[Data listing]
■ ■ ■ ■ ■
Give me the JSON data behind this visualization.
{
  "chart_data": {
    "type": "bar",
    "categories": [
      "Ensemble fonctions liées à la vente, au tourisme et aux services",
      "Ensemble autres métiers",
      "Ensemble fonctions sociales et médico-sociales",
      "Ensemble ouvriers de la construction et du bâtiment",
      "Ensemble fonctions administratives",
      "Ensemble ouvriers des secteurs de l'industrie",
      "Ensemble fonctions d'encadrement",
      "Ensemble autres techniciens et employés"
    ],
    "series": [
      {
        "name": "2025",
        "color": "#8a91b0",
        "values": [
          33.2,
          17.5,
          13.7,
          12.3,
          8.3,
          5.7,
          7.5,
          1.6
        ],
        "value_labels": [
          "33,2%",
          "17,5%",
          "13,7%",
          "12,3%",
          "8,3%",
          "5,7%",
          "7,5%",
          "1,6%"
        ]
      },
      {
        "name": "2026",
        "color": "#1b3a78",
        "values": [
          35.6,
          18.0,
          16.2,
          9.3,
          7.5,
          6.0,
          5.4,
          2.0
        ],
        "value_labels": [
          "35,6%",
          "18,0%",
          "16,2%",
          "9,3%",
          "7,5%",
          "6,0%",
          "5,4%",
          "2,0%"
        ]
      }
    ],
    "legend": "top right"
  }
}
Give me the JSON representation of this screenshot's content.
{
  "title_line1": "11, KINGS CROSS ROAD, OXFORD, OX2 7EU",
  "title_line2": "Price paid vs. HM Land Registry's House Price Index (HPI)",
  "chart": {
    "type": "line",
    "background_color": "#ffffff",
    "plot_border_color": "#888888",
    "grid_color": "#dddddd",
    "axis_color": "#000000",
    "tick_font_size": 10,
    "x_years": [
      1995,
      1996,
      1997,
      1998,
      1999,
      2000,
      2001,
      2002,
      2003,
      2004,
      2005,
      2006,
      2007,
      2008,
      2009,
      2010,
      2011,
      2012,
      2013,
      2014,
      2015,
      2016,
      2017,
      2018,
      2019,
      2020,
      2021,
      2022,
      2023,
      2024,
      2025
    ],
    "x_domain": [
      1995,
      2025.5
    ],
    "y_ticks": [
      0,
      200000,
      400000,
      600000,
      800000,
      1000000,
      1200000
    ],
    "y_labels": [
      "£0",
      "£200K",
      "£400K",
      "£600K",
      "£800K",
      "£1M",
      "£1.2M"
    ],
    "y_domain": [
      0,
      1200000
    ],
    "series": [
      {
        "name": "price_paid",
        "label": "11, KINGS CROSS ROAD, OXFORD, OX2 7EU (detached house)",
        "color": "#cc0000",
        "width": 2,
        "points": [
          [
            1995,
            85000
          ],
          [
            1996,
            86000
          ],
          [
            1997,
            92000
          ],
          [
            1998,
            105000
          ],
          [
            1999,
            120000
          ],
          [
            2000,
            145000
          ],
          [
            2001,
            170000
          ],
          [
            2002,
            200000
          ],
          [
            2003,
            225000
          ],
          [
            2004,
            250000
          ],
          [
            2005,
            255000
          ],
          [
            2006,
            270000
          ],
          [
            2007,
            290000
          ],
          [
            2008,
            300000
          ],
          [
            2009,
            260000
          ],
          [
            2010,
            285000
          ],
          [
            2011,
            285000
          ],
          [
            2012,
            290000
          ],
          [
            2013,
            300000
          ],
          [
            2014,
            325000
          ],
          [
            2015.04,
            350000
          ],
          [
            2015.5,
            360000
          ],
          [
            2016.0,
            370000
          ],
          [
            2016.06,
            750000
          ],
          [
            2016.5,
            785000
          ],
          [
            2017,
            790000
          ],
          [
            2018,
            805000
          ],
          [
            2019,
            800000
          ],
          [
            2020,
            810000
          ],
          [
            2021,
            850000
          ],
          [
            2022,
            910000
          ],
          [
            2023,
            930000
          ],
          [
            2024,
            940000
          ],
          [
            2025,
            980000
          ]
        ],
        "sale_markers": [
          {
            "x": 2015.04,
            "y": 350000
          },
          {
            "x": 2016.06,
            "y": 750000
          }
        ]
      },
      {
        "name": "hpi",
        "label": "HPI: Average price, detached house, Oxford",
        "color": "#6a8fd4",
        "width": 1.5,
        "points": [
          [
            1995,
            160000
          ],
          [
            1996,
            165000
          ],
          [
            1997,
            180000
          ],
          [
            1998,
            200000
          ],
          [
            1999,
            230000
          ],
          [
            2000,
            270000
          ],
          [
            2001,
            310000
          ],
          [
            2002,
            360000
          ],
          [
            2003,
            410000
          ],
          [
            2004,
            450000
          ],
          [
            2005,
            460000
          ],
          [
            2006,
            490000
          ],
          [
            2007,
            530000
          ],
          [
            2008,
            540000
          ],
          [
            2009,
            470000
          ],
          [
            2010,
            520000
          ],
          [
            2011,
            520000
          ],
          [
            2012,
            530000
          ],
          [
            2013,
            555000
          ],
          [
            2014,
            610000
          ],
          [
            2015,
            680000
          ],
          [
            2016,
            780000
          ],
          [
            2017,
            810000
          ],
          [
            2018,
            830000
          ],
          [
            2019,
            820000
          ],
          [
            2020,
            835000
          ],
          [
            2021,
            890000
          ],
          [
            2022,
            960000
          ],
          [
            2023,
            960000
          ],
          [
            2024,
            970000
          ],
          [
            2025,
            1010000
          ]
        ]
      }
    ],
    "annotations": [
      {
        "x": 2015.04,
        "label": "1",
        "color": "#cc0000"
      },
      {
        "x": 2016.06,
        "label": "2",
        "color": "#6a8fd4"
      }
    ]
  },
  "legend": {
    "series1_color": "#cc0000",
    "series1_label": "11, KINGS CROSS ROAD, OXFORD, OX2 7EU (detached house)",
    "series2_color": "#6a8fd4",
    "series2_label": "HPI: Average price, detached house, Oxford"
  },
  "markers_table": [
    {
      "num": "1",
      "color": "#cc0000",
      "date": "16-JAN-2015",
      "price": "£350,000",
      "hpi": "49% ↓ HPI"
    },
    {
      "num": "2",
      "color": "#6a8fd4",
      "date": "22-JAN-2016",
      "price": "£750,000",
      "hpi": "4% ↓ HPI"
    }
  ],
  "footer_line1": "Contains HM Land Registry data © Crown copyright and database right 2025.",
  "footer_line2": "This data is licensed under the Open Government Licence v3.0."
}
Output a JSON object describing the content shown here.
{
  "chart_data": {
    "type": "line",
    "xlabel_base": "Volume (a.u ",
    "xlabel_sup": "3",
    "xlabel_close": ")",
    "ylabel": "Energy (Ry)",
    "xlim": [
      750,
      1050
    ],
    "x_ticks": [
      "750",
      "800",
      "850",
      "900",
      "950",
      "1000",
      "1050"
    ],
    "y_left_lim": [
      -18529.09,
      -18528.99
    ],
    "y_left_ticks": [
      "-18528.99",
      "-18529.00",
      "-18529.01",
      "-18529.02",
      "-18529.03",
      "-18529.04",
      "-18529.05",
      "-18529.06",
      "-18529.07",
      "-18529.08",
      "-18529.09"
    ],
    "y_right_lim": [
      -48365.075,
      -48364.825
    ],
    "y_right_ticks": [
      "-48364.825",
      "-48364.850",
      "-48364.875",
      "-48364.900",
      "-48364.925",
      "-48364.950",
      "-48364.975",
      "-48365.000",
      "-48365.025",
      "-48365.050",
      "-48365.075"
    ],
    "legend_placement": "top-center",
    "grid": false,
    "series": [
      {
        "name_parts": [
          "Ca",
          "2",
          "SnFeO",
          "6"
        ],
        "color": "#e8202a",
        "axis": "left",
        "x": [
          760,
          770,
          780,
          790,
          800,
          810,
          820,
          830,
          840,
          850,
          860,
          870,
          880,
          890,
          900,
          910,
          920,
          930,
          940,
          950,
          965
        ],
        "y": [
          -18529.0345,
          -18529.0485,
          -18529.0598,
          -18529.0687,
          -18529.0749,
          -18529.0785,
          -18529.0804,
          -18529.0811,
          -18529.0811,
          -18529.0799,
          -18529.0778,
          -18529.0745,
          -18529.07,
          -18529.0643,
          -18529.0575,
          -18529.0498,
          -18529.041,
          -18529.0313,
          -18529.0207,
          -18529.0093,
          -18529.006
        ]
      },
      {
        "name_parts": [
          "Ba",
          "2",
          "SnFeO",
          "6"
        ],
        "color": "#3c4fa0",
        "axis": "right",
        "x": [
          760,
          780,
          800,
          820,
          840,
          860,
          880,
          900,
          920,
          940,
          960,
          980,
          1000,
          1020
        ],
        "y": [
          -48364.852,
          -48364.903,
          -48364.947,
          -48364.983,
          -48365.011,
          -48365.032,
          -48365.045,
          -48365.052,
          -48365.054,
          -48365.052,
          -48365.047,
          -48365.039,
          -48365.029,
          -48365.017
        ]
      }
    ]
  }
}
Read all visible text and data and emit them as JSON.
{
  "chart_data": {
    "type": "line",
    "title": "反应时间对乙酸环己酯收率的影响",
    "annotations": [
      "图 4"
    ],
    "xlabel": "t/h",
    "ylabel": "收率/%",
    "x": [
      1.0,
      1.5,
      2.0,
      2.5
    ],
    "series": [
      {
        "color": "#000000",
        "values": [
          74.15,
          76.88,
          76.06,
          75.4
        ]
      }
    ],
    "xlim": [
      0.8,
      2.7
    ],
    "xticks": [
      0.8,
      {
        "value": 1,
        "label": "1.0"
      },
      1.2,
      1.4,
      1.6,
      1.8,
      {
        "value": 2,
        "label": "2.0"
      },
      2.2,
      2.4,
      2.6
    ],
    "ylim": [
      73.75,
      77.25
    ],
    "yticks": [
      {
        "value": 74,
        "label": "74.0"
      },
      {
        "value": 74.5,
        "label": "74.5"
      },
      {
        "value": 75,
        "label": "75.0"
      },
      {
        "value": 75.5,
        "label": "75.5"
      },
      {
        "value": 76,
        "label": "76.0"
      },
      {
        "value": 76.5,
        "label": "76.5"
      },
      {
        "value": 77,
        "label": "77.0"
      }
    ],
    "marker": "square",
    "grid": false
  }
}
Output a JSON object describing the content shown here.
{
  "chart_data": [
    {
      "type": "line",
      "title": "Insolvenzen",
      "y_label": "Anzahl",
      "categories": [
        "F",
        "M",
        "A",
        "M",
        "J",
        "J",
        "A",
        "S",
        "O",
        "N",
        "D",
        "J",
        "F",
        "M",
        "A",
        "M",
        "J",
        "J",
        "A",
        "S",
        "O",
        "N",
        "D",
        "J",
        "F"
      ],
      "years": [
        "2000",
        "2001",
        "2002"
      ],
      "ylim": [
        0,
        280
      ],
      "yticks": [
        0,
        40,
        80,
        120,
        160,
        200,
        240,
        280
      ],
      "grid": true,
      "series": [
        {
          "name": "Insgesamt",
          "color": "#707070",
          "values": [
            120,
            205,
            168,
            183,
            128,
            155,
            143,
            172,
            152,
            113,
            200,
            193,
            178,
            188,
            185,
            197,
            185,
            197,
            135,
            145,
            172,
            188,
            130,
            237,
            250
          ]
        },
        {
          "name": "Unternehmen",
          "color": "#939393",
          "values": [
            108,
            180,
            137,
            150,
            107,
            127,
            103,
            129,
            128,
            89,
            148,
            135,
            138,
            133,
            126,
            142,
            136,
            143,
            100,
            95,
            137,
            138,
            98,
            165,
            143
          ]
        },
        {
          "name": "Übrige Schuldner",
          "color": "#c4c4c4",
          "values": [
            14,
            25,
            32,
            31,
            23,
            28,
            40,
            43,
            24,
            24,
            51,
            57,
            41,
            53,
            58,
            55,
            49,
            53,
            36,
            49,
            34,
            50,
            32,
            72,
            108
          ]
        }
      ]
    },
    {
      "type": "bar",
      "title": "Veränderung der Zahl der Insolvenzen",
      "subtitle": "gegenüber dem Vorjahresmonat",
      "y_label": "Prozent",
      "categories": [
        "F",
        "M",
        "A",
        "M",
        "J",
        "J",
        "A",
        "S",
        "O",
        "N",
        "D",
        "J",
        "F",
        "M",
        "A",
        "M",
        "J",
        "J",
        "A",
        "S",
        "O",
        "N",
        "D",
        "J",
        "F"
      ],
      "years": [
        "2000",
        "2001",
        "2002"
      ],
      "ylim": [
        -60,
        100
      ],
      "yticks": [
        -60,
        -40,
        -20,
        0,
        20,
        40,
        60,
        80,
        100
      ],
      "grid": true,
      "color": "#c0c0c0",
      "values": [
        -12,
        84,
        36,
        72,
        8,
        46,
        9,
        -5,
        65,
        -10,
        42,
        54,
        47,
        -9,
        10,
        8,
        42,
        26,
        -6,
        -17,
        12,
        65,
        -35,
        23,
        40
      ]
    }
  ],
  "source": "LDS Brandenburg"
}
■ ■ ■ ■ ■
Instruction
Which lines hold the string "JSON"? List them all.

Solution below
Give me the JSON data behind this visualization.
Give me the JSON representation of this screenshot's content.
Output a JSON object describing the content shown here.
Read all visible text and data and emit them as JSON.
Output a JSON object describing the content shown here.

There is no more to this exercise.